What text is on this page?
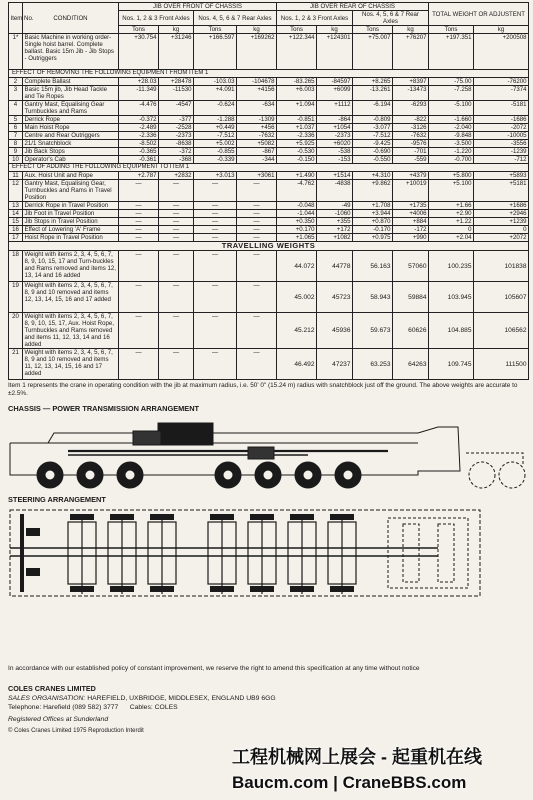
Item No.	CONDITION	JIB OVER FRONT OF CHASSIS				JIB OVER REAR OF CHASSIS				TOTAL WEIGHT OR ADJUSTENT	
		Nos. 1, 2 & 3 Front Axles		Nos. 4, 5, 6 & 7 Rear Axles		Nos. 1, 2 & 3 Front Axles		Nos. 4, 5, 6 & 7 Rear Axles			
		Tons	kg	Tons	kg	Tons	kg	Tons	kg	Tons	kg
1*	Basic Machine in working order- Single hoist barrel. Complete ballast. Basic 15m Jib - Jib Stops - Outriggers	+30.754	+31246	+166.597	+169262	+122.344	+124301	+75.007	+76207	+197.351	+200508
EFFECT OF REMOVING THE FOLLOWING EQUIPMENT FROM ITEM 1											
2	Complete Ballast	+28.03	+28478	-103.03	-104678	-83.265	-84597	+8.265	+8397	-75.00	-76200
3	Basic 15m jib, Jib Head Tackle and Tie Ropes	-11.349	-11530	+4.091	+4156	+6.003	+6099	-13.261	-13473	-7.258	-7374
4	Gantry Mast, Equalising Gear Turnbuckles and Rams	-4.476	-4547	-0.624	-634	+1.094	+1112	-6.194	-6293	-5.100	-5181
5	Derrick Rope	-0.372	-377	-1.288	-1309	-0.851	-864	-0.809	-822	-1.660	-1686
6	Main Hoist Rope	-2.489	-2528	+0.449	+456	+1.037	+1054	-3.077	-3126	-2.040	-2072
7	Centre and Rear Outriggers	-2.336	-2373	-7.512	-7632	-2.336	-2373	-7.512	-7632	-9.848	-10005
8	21/1 Snatchblock	-8.502	-8638	+5.002	+5082	+5.925	+6020	-9.425	-9576	-3.500	-3556
9	Jib Back Stops	-0.365	-372	-0.855	-867	-0.530	-538	-0.690	-701	-1.220	-1239
10	Operator's Cab	-0.361	-368	-0.339	-344	-0.150	-153	-0.550	-559	-0.700	-712
EFFECT OF ADDING THE FOLLOWING EQUIPMENT TO ITEM 1											
11	Aux. Hoist Unit and Rope	+2.787	+2832	+3.013	+3061	+1.490	+1514	+4.310	+4379	+5.800	+5893
12	Gantry Mast, Equalising Gear, Turnbuckles and Rams in Travel Position	—	—	—	—	-4.762	-4838	+9.862	+10019	+5.100	+5181
13	Derrick Rope in Travel Position	—	—	—	—	-0.048	-49	+1.708	+1735	+1.66	+1686
14	Jib Foot in Travel Position	—	—	—	—	-1.044	-1060	+3.944	+4006	+2.90	+2946
15	Jib Stops in Travel Position	—	—	—	—	+0.350	+355	+0.870	+884	+1.22	+1239
16	Effect of Lowering 'A' Frame	—	—	—	—	+0.170	+172	-0.170	-172	0	0
17	Hoist Rope in Travel Position	—	—	—	—	+1.065	+1082	+0.975	+990	+2.04	+2072
TRAVELLING WEIGHTS											
18	Weight with items 2, 3, 4, 5, 6, 7, 8, 9, 10, 15, 17 and Turn-buckles and Rams removed and items 12, 13, 14 and 16 added	—	—	—	—	44.072	44778	56.163	57060	100.235	101838
19	Weight with items 2, 3, 4, 5, 6, 7, 8, 9 and 10 removed and items 12, 13, 14, 15, 16 and 17 added	—	—	—	—	45.002	45723	58.943	59884	103.945	105607
20	Weight with items 2, 3, 4, 5, 6, 7, 8, 9, 10, 15, 17, Aux. Hoist Rope, Turnbuckles and Rams removed and items 11, 12, 13, 14 and 16 added	—	—	—	—	45.212	45936	59.673	60626	104.885	106562
21	Weight with items 2, 3, 4, 5, 6, 7, 8, 9 and 10 removed and items 11, 12, 13, 14, 15, 16 and 17 added	—	—	—	—	46.492	47237	63.253	64263	109.745	111500

Item 1 represents the crane in operating condition with the jib at maximum radius, i.e. 50' 0" (15.24 m) radius with snatchblock just off the ground. The above weights are accurate to ±2.5%.

CHASSIS — POWER TRANSMISSION ARRANGEMENT

STEERING ARRANGEMENT

In accordance with our established policy of constant improvement, we reserve the right to amend this specification at any time without notice
COLES CRANES LIMITED
SALES ORGANISATION: HAREFIELD, UXBRIDGE, MIDDLESEX, ENGLAND UB9 6GG
Telephone: Harefield (089 582) 3777 Cables: COLES
Registered Offices at Sunderland
© Coles Cranes Limited 1975 Reproduction Interdit
工程机械网上展会 - 起重机在线
Baucm.com | CraneBBS.com
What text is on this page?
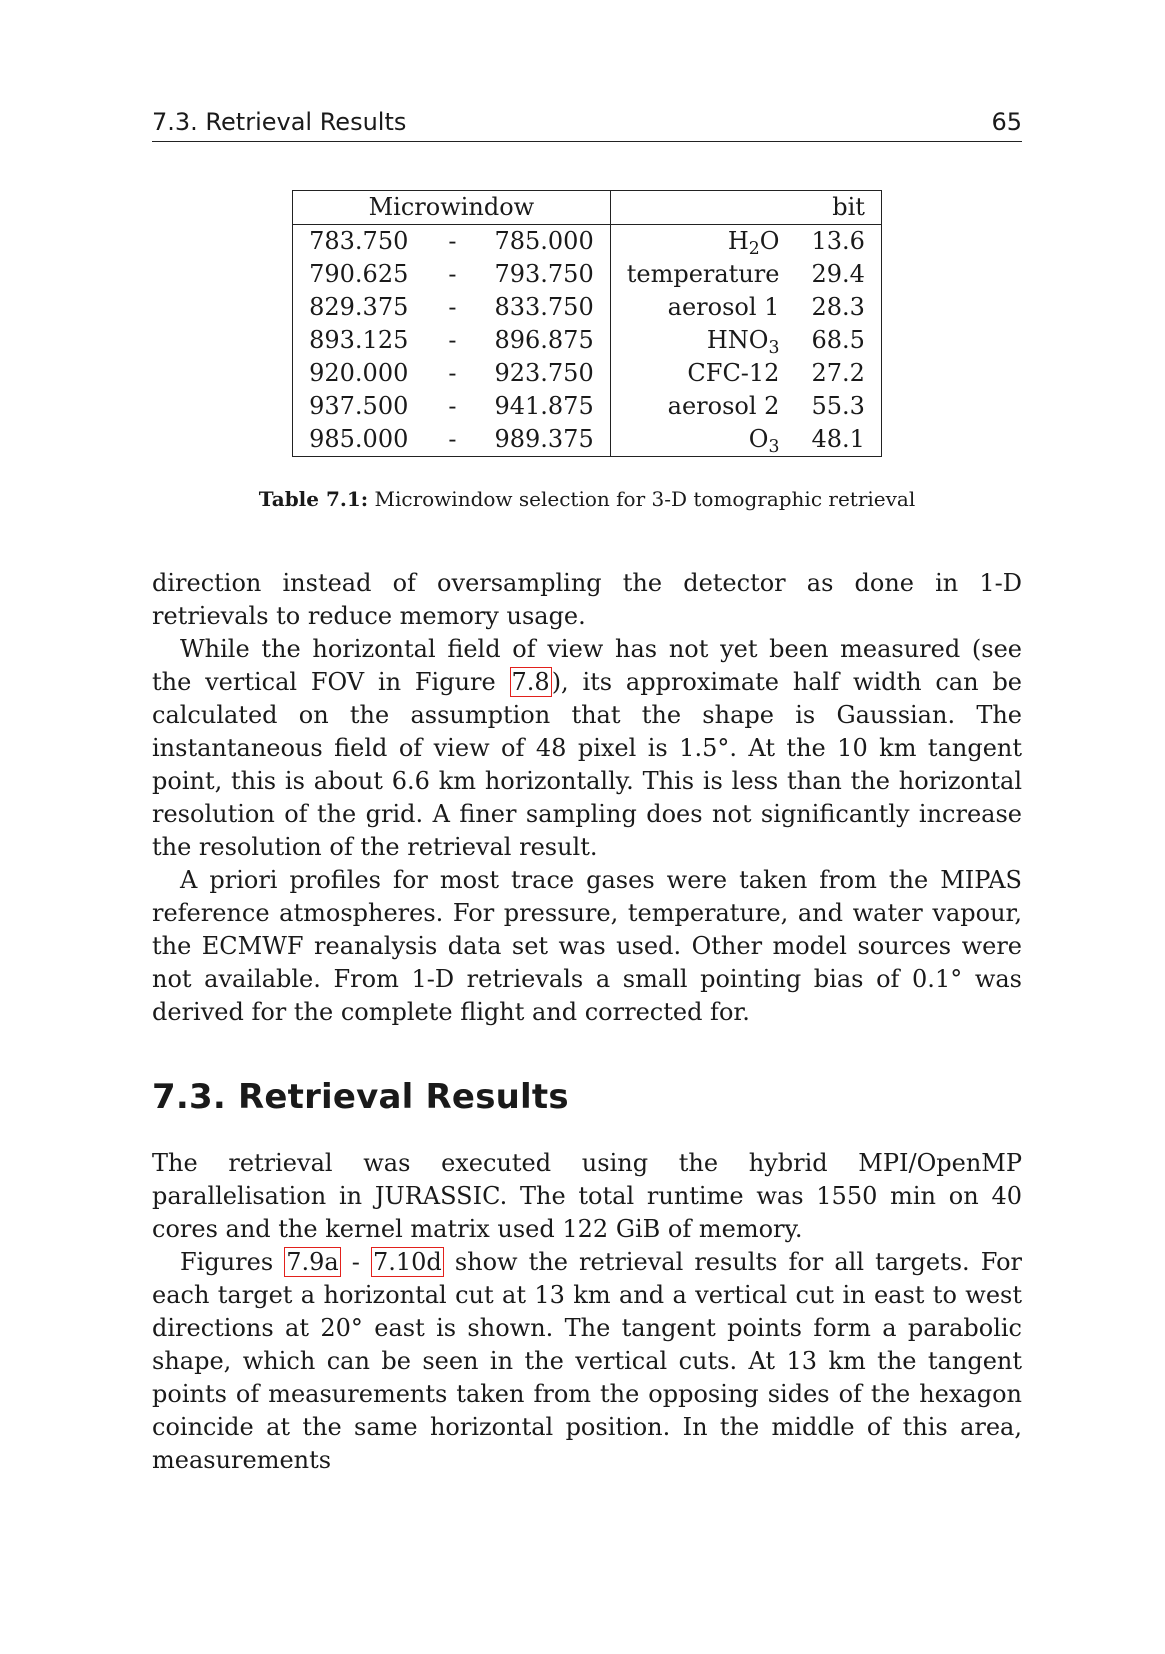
7.3. Retrieval Results	65
Microwindow				bit
783.750	-	785.000	$H_2O$	13.6
790.625	-	793.750	temperature	29.4
829.375	-	833.750	aerosol 1	28.3
893.125	-	896.875	$HNO_3$	68.5
920.000	-	923.750	CFC-12	27.2
937.500	-	941.875	aerosol 2	55.3
985.000	-	989.375	$O_3$	48.1
Table 7.1: Microwindow selection for 3-D tomographic retrieval

direction instead of oversampling the detector as done in 1-D retrievals to reduce memory usage.

While the horizontal field of view has not yet been measured (see the vertical FOV in Figure 7.8), its approximate half width can be calculated on the assumption that the shape is Gaussian. The instantaneous field of view of 48 pixel is 1.5°. At the 10 km tangent point, this is about 6.6 km horizontally. This is less than the horizontal resolution of the grid. A finer sampling does not significantly increase the resolution of the retrieval result.

A priori profiles for most trace gases were taken from the MIPAS reference atmospheres. For pressure, temperature, and water vapour, the ECMWF reanalysis data set was used. Other model sources were not available. From 1-D retrievals a small pointing bias of 0.1° was derived for the complete flight and corrected for.

7.3. Retrieval Results

The retrieval was executed using the hybrid MPI/OpenMP parallelisation in JURASSIC. The total runtime was 1550 min on 40 cores and the kernel matrix used 122 GiB of memory.

Figures 7.9a - 7.10d show the retrieval results for all targets. For each target a horizontal cut at 13 km and a vertical cut in east to west directions at 20° east is shown. The tangent points form a parabolic shape, which can be seen in the vertical cuts. At 13 km the tangent points of measurements taken from the opposing sides of the hexagon coincide at the same horizontal position. In the middle of this area, measurements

.....

:: WHAT IS BEING ASKED ::
Ignore the images and quote every line of the listing exactly.

:: RESPONSE FOR THIS EXERCISE ::
What text is on this page?
Item No.	CONDITION	JIB OVER FRONT OF CHASSIS				JIB OVER REAR OF CHASSIS				TOTAL WEIGHT OR ADJUSTENT	
		Nos. 1, 2 & 3 Front Axles		Nos. 4, 5, 6 & 7 Rear Axles		Nos. 1, 2 & 3 Front Axles		Nos. 4, 5, 6 & 7 Rear Axles			
		Tons	kg	Tons	kg	Tons	kg	Tons	kg	Tons	kg
1*	Basic Machine in working order- Single hoist barrel. Complete ballast. Basic 15m Jib - Jib Stops - Outriggers	+30.754	+31246	+166.597	+169262	+122.344	+124301	+75.007	+76207	+197.351	+200508
EFFECT OF REMOVING THE FOLLOWING EQUIPMENT FROM ITEM 1											
2	Complete Ballast	+28.03	+28478	-103.03	-104678	-83.265	-84597	+8.265	+8397	-75.00	-76200
3	Basic 15m jib, Jib Head Tackle and Tie Ropes	-11.349	-11530	+4.091	+4156	+6.003	+6099	-13.261	-13473	-7.258	-7374
4	Gantry Mast, Equalising Gear Turnbuckles and Rams	-4.476	-4547	-0.624	-634	+1.094	+1112	-6.194	-6293	-5.100	-5181
5	Derrick Rope	-0.372	-377	-1.288	-1309	-0.851	-864	-0.809	-822	-1.660	-1686
6	Main Hoist Rope	-2.489	-2528	+0.449	+456	+1.037	+1054	-3.077	-3126	-2.040	-2072
7	Centre and Rear Outriggers	-2.336	-2373	-7.512	-7632	-2.336	-2373	-7.512	-7632	-9.848	-10005
8	21/1 Snatchblock	-8.502	-8638	+5.002	+5082	+5.925	+6020	-9.425	-9576	-3.500	-3556
9	Jib Back Stops	-0.365	-372	-0.855	-867	-0.530	-538	-0.690	-701	-1.220	-1239
10	Operator's Cab	-0.361	-368	-0.339	-344	-0.150	-153	-0.550	-559	-0.700	-712
EFFECT OF ADDING THE FOLLOWING EQUIPMENT TO ITEM 1											
11	Aux. Hoist Unit and Rope	+2.787	+2832	+3.013	+3061	+1.490	+1514	+4.310	+4379	+5.800	+5893
12	Gantry Mast, Equalising Gear, Turnbuckles and Rams in Travel Position	—	—	—	—	-4.762	-4838	+9.862	+10019	+5.100	+5181
13	Derrick Rope in Travel Position	—	—	—	—	-0.048	-49	+1.708	+1735	+1.66	+1686
14	Jib Foot in Travel Position	—	—	—	—	-1.044	-1060	+3.944	+4006	+2.90	+2946
15	Jib Stops in Travel Position	—	—	—	—	+0.350	+355	+0.870	+884	+1.22	+1239
16	Effect of Lowering 'A' Frame	—	—	—	—	+0.170	+172	-0.170	-172	0	0
17	Hoist Rope in Travel Position	—	—	—	—	+1.065	+1082	+0.975	+990	+2.04	+2072
TRAVELLING WEIGHTS											
18	Weight with items 2, 3, 4, 5, 6, 7, 8, 9, 10, 15, 17 and Turn-buckles and Rams removed and items 12, 13, 14 and 16 added	—	—	—	—	44.072	44778	56.163	57060	100.235	101838
19	Weight with items 2, 3, 4, 5, 6, 7, 8, 9 and 10 removed and items 12, 13, 14, 15, 16 and 17 added	—	—	—	—	45.002	45723	58.943	59884	103.945	105607
20	Weight with items 2, 3, 4, 5, 6, 7, 8, 9, 10, 15, 17, Aux. Hoist Rope, Turnbuckles and Rams removed and items 11, 12, 13, 14 and 16 added	—	—	—	—	45.212	45936	59.673	60626	104.885	106562
21	Weight with items 2, 3, 4, 5, 6, 7, 8, 9 and 10 removed and items 11, 12, 13, 14, 15, 16 and 17 added	—	—	—	—	46.492	47237	63.253	64263	109.745	111500

Item 1 represents the crane in operating condition with the jib at maximum radius, i.e. 50' 0" (15.24 m) radius with snatchblock just off the ground. The above weights are accurate to ±2.5%.

CHASSIS — POWER TRANSMISSION ARRANGEMENT

STEERING ARRANGEMENT

In accordance with our established policy of constant improvement, we reserve the right to amend this specification at any time without notice
COLES CRANES LIMITED
SALES ORGANISATION: HAREFIELD, UXBRIDGE, MIDDLESEX, ENGLAND UB9 6GG
Telephone: Harefield (089 582) 3777 Cables: COLES
Registered Offices at Sunderland
© Coles Cranes Limited 1975 Reproduction Interdit
工程机械网上展会 - 起重机在线
Baucm.com | CraneBBS.com
What text is on this page?
7.3. Retrieval Results	65
Microwindow				bit
783.750	-	785.000	$H_2O$	13.6
790.625	-	793.750	temperature	29.4
829.375	-	833.750	aerosol 1	28.3
893.125	-	896.875	$HNO_3$	68.5
920.000	-	923.750	CFC-12	27.2
937.500	-	941.875	aerosol 2	55.3
985.000	-	989.375	$O_3$	48.1
Table 7.1: Microwindow selection for 3-D tomographic retrieval

direction instead of oversampling the detector as done in 1-D retrievals to reduce memory usage.

While the horizontal field of view has not yet been measured (see the vertical FOV in Figure 7.8), its approximate half width can be calculated on the assumption that the shape is Gaussian. The instantaneous field of view of 48 pixel is 1.5°. At the 10 km tangent point, this is about 6.6 km horizontally. This is less than the horizontal resolution of the grid. A finer sampling does not significantly increase the resolution of the retrieval result.

A priori profiles for most trace gases were taken from the MIPAS reference atmospheres. For pressure, temperature, and water vapour, the ECMWF reanalysis data set was used. Other model sources were not available. From 1-D retrievals a small pointing bias of 0.1° was derived for the complete flight and corrected for.

7.3. Retrieval Results

The retrieval was executed using the hybrid MPI/OpenMP parallelisation in JURASSIC. The total runtime was 1550 min on 40 cores and the kernel matrix used 122 GiB of memory.

Figures 7.9a - 7.10d show the retrieval results for all targets. For each target a horizontal cut at 13 km and a vertical cut in east to west directions at 20° east is shown. The tangent points form a parabolic shape, which can be seen in the vertical cuts. At 13 km the tangent points of measurements taken from the opposing sides of the hexagon coincide at the same horizontal position. In the middle of this area, measurements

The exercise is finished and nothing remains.